Reproduce all of the material word for word.

•••

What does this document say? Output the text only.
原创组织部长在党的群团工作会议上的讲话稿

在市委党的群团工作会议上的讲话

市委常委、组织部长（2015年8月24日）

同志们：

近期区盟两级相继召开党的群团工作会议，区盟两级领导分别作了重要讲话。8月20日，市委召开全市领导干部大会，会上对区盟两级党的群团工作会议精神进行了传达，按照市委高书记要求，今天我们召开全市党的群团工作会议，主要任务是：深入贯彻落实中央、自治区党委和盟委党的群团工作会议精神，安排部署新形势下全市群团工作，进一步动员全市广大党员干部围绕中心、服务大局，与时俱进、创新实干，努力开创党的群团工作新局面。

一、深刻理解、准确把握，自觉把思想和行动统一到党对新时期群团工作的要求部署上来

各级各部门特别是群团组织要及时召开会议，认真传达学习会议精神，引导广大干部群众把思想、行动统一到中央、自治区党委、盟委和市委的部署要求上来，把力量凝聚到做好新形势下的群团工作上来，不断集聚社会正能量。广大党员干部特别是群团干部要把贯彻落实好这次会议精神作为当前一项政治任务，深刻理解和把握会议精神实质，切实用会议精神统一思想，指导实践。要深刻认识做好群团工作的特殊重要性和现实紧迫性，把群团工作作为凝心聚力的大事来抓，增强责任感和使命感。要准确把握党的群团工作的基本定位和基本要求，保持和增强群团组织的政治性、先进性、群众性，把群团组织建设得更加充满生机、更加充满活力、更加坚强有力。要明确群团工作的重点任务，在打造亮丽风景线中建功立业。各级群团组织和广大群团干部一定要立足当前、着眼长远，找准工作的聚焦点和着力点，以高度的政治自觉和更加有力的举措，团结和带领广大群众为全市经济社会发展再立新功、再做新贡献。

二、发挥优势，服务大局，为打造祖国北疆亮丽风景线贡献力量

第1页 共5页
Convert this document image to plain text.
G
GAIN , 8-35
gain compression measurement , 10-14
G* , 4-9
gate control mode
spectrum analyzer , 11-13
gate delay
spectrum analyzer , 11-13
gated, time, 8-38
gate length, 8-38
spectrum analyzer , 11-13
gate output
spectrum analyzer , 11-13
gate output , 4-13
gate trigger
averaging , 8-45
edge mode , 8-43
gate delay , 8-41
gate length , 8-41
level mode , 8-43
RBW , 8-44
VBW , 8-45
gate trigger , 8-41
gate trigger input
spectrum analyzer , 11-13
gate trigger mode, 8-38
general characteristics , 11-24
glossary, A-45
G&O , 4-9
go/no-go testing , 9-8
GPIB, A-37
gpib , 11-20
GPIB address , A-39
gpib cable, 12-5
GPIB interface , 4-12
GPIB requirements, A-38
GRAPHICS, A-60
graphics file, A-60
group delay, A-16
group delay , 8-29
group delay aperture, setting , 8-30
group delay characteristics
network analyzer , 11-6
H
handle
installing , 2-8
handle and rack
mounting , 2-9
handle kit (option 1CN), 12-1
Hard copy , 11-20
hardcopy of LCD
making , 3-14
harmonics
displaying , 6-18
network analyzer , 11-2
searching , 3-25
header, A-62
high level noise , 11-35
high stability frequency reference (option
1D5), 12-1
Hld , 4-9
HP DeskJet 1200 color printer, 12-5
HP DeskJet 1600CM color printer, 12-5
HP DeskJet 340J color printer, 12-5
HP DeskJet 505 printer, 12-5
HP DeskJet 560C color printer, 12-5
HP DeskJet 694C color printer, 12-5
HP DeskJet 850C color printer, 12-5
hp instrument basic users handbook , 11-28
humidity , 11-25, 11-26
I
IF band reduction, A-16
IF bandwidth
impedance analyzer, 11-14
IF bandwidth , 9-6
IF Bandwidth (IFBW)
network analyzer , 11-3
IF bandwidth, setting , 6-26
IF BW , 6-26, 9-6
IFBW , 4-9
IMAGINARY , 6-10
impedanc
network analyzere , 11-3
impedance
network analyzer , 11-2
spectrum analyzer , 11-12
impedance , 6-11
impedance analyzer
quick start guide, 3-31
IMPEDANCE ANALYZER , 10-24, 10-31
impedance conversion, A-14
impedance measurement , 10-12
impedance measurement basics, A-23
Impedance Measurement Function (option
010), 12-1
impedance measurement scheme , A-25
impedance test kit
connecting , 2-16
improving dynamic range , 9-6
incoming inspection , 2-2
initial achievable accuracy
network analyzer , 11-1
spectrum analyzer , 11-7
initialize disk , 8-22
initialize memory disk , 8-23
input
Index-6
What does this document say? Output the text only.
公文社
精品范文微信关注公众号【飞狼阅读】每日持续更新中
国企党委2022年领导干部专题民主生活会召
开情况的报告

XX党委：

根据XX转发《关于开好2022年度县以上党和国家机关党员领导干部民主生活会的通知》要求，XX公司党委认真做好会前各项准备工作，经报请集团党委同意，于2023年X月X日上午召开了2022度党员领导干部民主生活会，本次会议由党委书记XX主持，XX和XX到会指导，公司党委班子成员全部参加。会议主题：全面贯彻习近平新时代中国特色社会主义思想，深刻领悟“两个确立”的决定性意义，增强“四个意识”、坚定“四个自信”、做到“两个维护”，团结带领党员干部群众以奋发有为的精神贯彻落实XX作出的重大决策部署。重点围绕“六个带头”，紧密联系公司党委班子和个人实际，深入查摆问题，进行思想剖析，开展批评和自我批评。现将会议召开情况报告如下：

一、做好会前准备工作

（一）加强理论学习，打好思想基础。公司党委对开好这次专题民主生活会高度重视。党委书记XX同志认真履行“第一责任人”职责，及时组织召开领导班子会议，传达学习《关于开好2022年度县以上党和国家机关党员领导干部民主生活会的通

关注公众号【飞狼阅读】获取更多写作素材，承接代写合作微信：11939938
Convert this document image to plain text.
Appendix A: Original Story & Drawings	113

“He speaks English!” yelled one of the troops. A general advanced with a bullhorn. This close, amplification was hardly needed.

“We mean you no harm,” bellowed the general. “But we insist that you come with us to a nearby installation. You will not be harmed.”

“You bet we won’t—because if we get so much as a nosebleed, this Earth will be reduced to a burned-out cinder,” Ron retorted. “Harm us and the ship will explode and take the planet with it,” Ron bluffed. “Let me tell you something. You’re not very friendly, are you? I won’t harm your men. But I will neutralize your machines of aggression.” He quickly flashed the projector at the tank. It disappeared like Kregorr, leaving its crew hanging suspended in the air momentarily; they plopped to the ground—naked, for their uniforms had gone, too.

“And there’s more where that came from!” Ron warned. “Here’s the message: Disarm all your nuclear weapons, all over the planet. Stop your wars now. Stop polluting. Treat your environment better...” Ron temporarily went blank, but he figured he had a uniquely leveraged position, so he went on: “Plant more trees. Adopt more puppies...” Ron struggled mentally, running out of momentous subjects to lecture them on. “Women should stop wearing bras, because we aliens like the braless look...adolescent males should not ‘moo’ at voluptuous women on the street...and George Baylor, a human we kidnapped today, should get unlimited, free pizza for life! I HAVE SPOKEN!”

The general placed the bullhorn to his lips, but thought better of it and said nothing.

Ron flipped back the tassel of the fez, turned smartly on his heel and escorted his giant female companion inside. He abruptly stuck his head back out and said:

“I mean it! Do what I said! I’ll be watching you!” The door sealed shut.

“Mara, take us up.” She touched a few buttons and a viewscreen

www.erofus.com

•••

> **Response to this exercise**
What does this document say? Output the text only.
原创组织部长在党的群团工作会议上的讲话稿

在市委党的群团工作会议上的讲话

市委常委、组织部长（2015年8月24日）

同志们：

近期区盟两级相继召开党的群团工作会议，区盟两级领导分别作了重要讲话。8月20日，市委召开全市领导干部大会，会上对区盟两级党的群团工作会议精神进行了传达，按照市委高书记要求，今天我们召开全市党的群团工作会议，主要任务是：深入贯彻落实中央、自治区党委和盟委党的群团工作会议精神，安排部署新形势下全市群团工作，进一步动员全市广大党员干部围绕中心、服务大局，与时俱进、创新实干，努力开创党的群团工作新局面。

一、深刻理解、准确把握，自觉把思想和行动统一到党对新时期群团工作的要求部署上来

各级各部门特别是群团组织要及时召开会议，认真传达学习会议精神，引导广大干部群众把思想、行动统一到中央、自治区党委、盟委和市委的部署要求上来，把力量凝聚到做好新形势下的群团工作上来，不断集聚社会正能量。广大党员干部特别是群团干部要把贯彻落实好这次会议精神作为当前一项政治任务，深刻理解和把握会议精神实质，切实用会议精神统一思想，指导实践。要深刻认识做好群团工作的特殊重要性和现实紧迫性，把群团工作作为凝心聚力的大事来抓，增强责任感和使命感。要准确把握党的群团工作的基本定位和基本要求，保持和增强群团组织的政治性、先进性、群众性，把群团组织建设得更加充满生机、更加充满活力、更加坚强有力。要明确群团工作的重点任务，在打造亮丽风景线中建功立业。各级群团组织和广大群团干部一定要立足当前、着眼长远，找准工作的聚焦点和着力点，以高度的政治自觉和更加有力的举措，团结和带领广大群众为全市经济社会发展再立新功、再做新贡献。

二、发挥优势，服务大局，为打造祖国北疆亮丽风景线贡献力量

第1页 共5页
Convert this document image to plain text.
G
GAIN , 8-35
gain compression measurement , 10-14
G* , 4-9
gate control mode
spectrum analyzer , 11-13
gate delay
spectrum analyzer , 11-13
gated, time, 8-38
gate length, 8-38
spectrum analyzer , 11-13
gate output
spectrum analyzer , 11-13
gate output , 4-13
gate trigger
averaging , 8-45
edge mode , 8-43
gate delay , 8-41
gate length , 8-41
level mode , 8-43
RBW , 8-44
VBW , 8-45
gate trigger , 8-41
gate trigger input
spectrum analyzer , 11-13
gate trigger mode, 8-38
general characteristics , 11-24
glossary, A-45
G&O , 4-9
go/no-go testing , 9-8
GPIB, A-37
gpib , 11-20
GPIB address , A-39
gpib cable, 12-5
GPIB interface , 4-12
GPIB requirements, A-38
GRAPHICS, A-60
graphics file, A-60
group delay, A-16
group delay , 8-29
group delay aperture, setting , 8-30
group delay characteristics
network analyzer , 11-6
H
handle
installing , 2-8
handle and rack
mounting , 2-9
handle kit (option 1CN), 12-1
Hard copy , 11-20
hardcopy of LCD
making , 3-14
harmonics
displaying , 6-18
network analyzer , 11-2
searching , 3-25
header, A-62
high level noise , 11-35
high stability frequency reference (option
1D5), 12-1
Hld , 4-9
HP DeskJet 1200 color printer, 12-5
HP DeskJet 1600CM color printer, 12-5
HP DeskJet 340J color printer, 12-5
HP DeskJet 505 printer, 12-5
HP DeskJet 560C color printer, 12-5
HP DeskJet 694C color printer, 12-5
HP DeskJet 850C color printer, 12-5
hp instrument basic users handbook , 11-28
humidity , 11-25, 11-26
I
IF band reduction, A-16
IF bandwidth
impedance analyzer, 11-14
IF bandwidth , 9-6
IF Bandwidth (IFBW)
network analyzer , 11-3
IF bandwidth, setting , 6-26
IF BW , 6-26, 9-6
IFBW , 4-9
IMAGINARY , 6-10
impedanc
network analyzere , 11-3
impedance
network analyzer , 11-2
spectrum analyzer , 11-12
impedance , 6-11
impedance analyzer
quick start guide, 3-31
IMPEDANCE ANALYZER , 10-24, 10-31
impedance conversion, A-14
impedance measurement , 10-12
impedance measurement basics, A-23
Impedance Measurement Function (option
010), 12-1
impedance measurement scheme , A-25
impedance test kit
connecting , 2-16
improving dynamic range , 9-6
incoming inspection , 2-2
initial achievable accuracy
network analyzer , 11-1
spectrum analyzer , 11-7
initialize disk , 8-22
initialize memory disk , 8-23
input
Index-6
What does this document say? Output the text only.
公文社
精品范文微信关注公众号【飞狼阅读】每日持续更新中
国企党委2022年领导干部专题民主生活会召
开情况的报告

XX党委：

根据XX转发《关于开好2022年度县以上党和国家机关党员领导干部民主生活会的通知》要求，XX公司党委认真做好会前各项准备工作，经报请集团党委同意，于2023年X月X日上午召开了2022度党员领导干部民主生活会，本次会议由党委书记XX主持，XX和XX到会指导，公司党委班子成员全部参加。会议主题：全面贯彻习近平新时代中国特色社会主义思想，深刻领悟“两个确立”的决定性意义，增强“四个意识”、坚定“四个自信”、做到“两个维护”，团结带领党员干部群众以奋发有为的精神贯彻落实XX作出的重大决策部署。重点围绕“六个带头”，紧密联系公司党委班子和个人实际，深入查摆问题，进行思想剖析，开展批评和自我批评。现将会议召开情况报告如下：

一、做好会前准备工作

（一）加强理论学习，打好思想基础。公司党委对开好这次专题民主生活会高度重视。党委书记XX同志认真履行“第一责任人”职责，及时组织召开领导班子会议，传达学习《关于开好2022年度县以上党和国家机关党员领导干部民主生活会的通

关注公众号【飞狼阅读】获取更多写作素材，承接代写合作微信：11939938
Convert this document image to plain text.
Appendix A: Original Story & Drawings	113

“He speaks English!” yelled one of the troops. A general advanced with a bullhorn. This close, amplification was hardly needed.

“We mean you no harm,” bellowed the general. “But we insist that you come with us to a nearby installation. You will not be harmed.”

“You bet we won’t—because if we get so much as a nosebleed, this Earth will be reduced to a burned-out cinder,” Ron retorted. “Harm us and the ship will explode and take the planet with it,” Ron bluffed. “Let me tell you something. You’re not very friendly, are you? I won’t harm your men. But I will neutralize your machines of aggression.” He quickly flashed the projector at the tank. It disappeared like Kregorr, leaving its crew hanging suspended in the air momentarily; they plopped to the ground—naked, for their uniforms had gone, too.

“And there’s more where that came from!” Ron warned. “Here’s the message: Disarm all your nuclear weapons, all over the planet. Stop your wars now. Stop polluting. Treat your environment better...” Ron temporarily went blank, but he figured he had a uniquely leveraged position, so he went on: “Plant more trees. Adopt more puppies...” Ron struggled mentally, running out of momentous subjects to lecture them on. “Women should stop wearing bras, because we aliens like the braless look...adolescent males should not ‘moo’ at voluptuous women on the street...and George Baylor, a human we kidnapped today, should get unlimited, free pizza for life! I HAVE SPOKEN!”

The general placed the bullhorn to his lips, but thought better of it and said nothing.

Ron flipped back the tassel of the fez, turned smartly on his heel and escorted his giant female companion inside. He abruptly stuck his head back out and said:

“I mean it! Do what I said! I’ll be watching you!” The door sealed shut.

“Mara, take us up.” She touched a few buttons and a viewscreen

www.erofus.com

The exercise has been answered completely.